* [OBJECTIVE]: Give the listing below as a numbered list, leaving out any blank lines.
[begin EXTRACTED MATERIAL]
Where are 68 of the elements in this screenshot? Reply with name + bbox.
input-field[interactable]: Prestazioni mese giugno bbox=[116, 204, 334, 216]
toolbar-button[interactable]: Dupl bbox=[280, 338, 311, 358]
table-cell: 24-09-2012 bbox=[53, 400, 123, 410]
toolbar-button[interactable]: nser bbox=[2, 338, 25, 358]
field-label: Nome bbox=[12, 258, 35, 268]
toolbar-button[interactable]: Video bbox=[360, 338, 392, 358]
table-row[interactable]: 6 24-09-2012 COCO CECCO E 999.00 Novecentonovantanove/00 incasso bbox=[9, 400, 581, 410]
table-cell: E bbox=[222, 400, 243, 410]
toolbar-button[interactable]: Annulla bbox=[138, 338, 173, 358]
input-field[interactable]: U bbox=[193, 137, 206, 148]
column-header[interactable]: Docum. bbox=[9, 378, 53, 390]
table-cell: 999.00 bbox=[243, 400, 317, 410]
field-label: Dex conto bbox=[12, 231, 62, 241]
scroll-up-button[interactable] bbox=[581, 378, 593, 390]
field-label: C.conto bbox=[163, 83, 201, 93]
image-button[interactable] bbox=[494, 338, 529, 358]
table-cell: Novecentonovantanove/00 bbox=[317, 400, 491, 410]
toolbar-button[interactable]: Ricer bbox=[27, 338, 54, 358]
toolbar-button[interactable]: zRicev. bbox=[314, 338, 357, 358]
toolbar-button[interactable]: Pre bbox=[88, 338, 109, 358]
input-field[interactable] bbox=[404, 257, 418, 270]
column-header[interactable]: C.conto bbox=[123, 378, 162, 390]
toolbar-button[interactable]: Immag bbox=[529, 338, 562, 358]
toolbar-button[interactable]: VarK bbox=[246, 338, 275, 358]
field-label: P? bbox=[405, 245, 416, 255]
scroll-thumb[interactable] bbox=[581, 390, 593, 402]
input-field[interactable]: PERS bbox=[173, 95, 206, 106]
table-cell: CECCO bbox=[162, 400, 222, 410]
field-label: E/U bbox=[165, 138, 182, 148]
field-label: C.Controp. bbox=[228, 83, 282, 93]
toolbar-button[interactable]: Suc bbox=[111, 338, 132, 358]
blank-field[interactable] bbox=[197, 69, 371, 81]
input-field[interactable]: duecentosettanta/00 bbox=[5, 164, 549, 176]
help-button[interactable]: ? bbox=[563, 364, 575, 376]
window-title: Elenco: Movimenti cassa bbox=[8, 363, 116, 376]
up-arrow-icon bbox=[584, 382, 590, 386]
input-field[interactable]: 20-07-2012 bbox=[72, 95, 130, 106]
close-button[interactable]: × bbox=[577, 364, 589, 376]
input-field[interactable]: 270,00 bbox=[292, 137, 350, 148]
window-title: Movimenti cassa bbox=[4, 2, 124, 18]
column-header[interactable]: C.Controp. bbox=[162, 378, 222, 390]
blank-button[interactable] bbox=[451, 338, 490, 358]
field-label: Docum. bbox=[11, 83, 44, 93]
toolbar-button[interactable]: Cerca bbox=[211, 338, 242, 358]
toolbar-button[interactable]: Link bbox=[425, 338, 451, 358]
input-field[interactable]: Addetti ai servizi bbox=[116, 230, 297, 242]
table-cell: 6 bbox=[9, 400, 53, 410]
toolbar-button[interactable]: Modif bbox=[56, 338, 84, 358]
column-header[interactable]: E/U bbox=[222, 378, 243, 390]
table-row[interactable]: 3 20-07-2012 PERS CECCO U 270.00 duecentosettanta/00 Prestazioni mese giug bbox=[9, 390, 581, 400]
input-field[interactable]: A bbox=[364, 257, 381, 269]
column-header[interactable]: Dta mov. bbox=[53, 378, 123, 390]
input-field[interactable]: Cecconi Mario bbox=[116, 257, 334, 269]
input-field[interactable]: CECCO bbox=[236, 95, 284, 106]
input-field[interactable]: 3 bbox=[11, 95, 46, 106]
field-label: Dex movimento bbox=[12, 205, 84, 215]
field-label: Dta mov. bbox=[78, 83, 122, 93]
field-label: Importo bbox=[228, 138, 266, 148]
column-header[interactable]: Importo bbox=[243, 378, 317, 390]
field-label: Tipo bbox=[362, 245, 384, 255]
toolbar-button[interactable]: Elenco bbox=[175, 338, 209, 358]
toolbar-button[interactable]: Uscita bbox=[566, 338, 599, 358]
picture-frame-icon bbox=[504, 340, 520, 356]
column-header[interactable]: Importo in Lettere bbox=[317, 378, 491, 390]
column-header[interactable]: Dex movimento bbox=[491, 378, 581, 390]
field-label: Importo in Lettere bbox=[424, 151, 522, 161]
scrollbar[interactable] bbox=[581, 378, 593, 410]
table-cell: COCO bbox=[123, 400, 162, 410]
[end EXTRACTED MATERIAL]
* [SOLUTION FOR THIS TASK]:
1. Where are 68 of the elements in this screenshot? Reply with name + bbox.
2. input-field[interactable]: Prestazioni mese giugno bbox=[116, 204, 334, 216]
3. toolbar-button[interactable]: Dupl bbox=[280, 338, 311, 358]
4. table-cell: 24-09-2012 bbox=[53, 400, 123, 410]
5. toolbar-button[interactable]: nser bbox=[2, 338, 25, 358]
6. field-label: Nome bbox=[12, 258, 35, 268]
7. toolbar-button[interactable]: Video bbox=[360, 338, 392, 358]
8. table-row[interactable]: 6 24-09-2012 COCO CECCO E 999.00 Novecentonovantanove/00 incasso bbox=[9, 400, 581, 410]
9. table-cell: E bbox=[222, 400, 243, 410]
10. toolbar-button[interactable]: Annulla bbox=[138, 338, 173, 358]
11. input-field[interactable]: U bbox=[193, 137, 206, 148]
12. column-header[interactable]: Docum. bbox=[9, 378, 53, 390]
13. table-cell: 999.00 bbox=[243, 400, 317, 410]
14. field-label: Dex conto bbox=[12, 231, 62, 241]
15. scroll-up-button[interactable] bbox=[581, 378, 593, 390]
16. field-label: C.conto bbox=[163, 83, 201, 93]
17. image-button[interactable] bbox=[494, 338, 529, 358]
18. table-cell: Novecentonovantanove/00 bbox=[317, 400, 491, 410]
19. toolbar-button[interactable]: Ricer bbox=[27, 338, 54, 358]
20. toolbar-button[interactable]: zRicev. bbox=[314, 338, 357, 358]
21. toolbar-button[interactable]: Pre bbox=[88, 338, 109, 358]
22. input-field[interactable] bbox=[404, 257, 418, 270]
23. column-header[interactable]: C.conto bbox=[123, 378, 162, 390]
24. toolbar-button[interactable]: Immag bbox=[529, 338, 562, 358]
25. toolbar-button[interactable]: VarK bbox=[246, 338, 275, 358]
26. field-label: P? bbox=[405, 245, 416, 255]
27. scroll-thumb[interactable] bbox=[581, 390, 593, 402]
28. input-field[interactable]: PERS bbox=[173, 95, 206, 106]
29. table-cell: CECCO bbox=[162, 400, 222, 410]
30. field-label: E/U bbox=[165, 138, 182, 148]
31. field-label: C.Controp. bbox=[228, 83, 282, 93]
32. toolbar-button[interactable]: Suc bbox=[111, 338, 132, 358]
33. blank-field[interactable] bbox=[197, 69, 371, 81]
34. input-field[interactable]: duecentosettanta/00 bbox=[5, 164, 549, 176]
35. help-button[interactable]: ? bbox=[563, 364, 575, 376]
36. window-title: Elenco: Movimenti cassa bbox=[8, 363, 116, 376]
37. up-arrow-icon bbox=[584, 382, 590, 386]
38. input-field[interactable]: 20-07-2012 bbox=[72, 95, 130, 106]
39. close-button[interactable]: × bbox=[577, 364, 589, 376]
40. input-field[interactable]: 270,00 bbox=[292, 137, 350, 148]
41. window-title: Movimenti cassa bbox=[4, 2, 124, 18]
42. column-header[interactable]: C.Controp. bbox=[162, 378, 222, 390]
43. blank-button[interactable] bbox=[451, 338, 490, 358]
44. field-label: Docum. bbox=[11, 83, 44, 93]
45. toolbar-button[interactable]: Cerca bbox=[211, 338, 242, 358]
46. toolbar-button[interactable]: Link bbox=[425, 338, 451, 358]
47. input-field[interactable]: Addetti ai servizi bbox=[116, 230, 297, 242]
48. table-cell: 6 bbox=[9, 400, 53, 410]
49. toolbar-button[interactable]: Modif bbox=[56, 338, 84, 358]
50. column-header[interactable]: E/U bbox=[222, 378, 243, 390]
51. table-row[interactable]: 3 20-07-2012 PERS CECCO U 270.00 duecentosettanta/00 Prestazioni mese giug bbox=[9, 390, 581, 400]
52. input-field[interactable]: A bbox=[364, 257, 381, 269]
53. column-header[interactable]: Dta mov. bbox=[53, 378, 123, 390]
54. input-field[interactable]: Cecconi Mario bbox=[116, 257, 334, 269]
55. input-field[interactable]: CECCO bbox=[236, 95, 284, 106]
56. input-field[interactable]: 3 bbox=[11, 95, 46, 106]
57. field-label: Dex movimento bbox=[12, 205, 84, 215]
58. field-label: Dta mov. bbox=[78, 83, 122, 93]
59. field-label: Importo bbox=[228, 138, 266, 148]
60. column-header[interactable]: Importo bbox=[243, 378, 317, 390]
61. field-label: Tipo bbox=[362, 245, 384, 255]
62. toolbar-button[interactable]: Elenco bbox=[175, 338, 209, 358]
63. toolbar-button[interactable]: Uscita bbox=[566, 338, 599, 358]
64. picture-frame-icon bbox=[504, 340, 520, 356]
65. column-header[interactable]: Importo in Lettere bbox=[317, 378, 491, 390]
66. column-header[interactable]: Dex movimento bbox=[491, 378, 581, 390]
67. field-label: Importo in Lettere bbox=[424, 151, 522, 161]
68. scrollbar[interactable] bbox=[581, 378, 593, 410]
69. table-cell: COCO bbox=[123, 400, 162, 410]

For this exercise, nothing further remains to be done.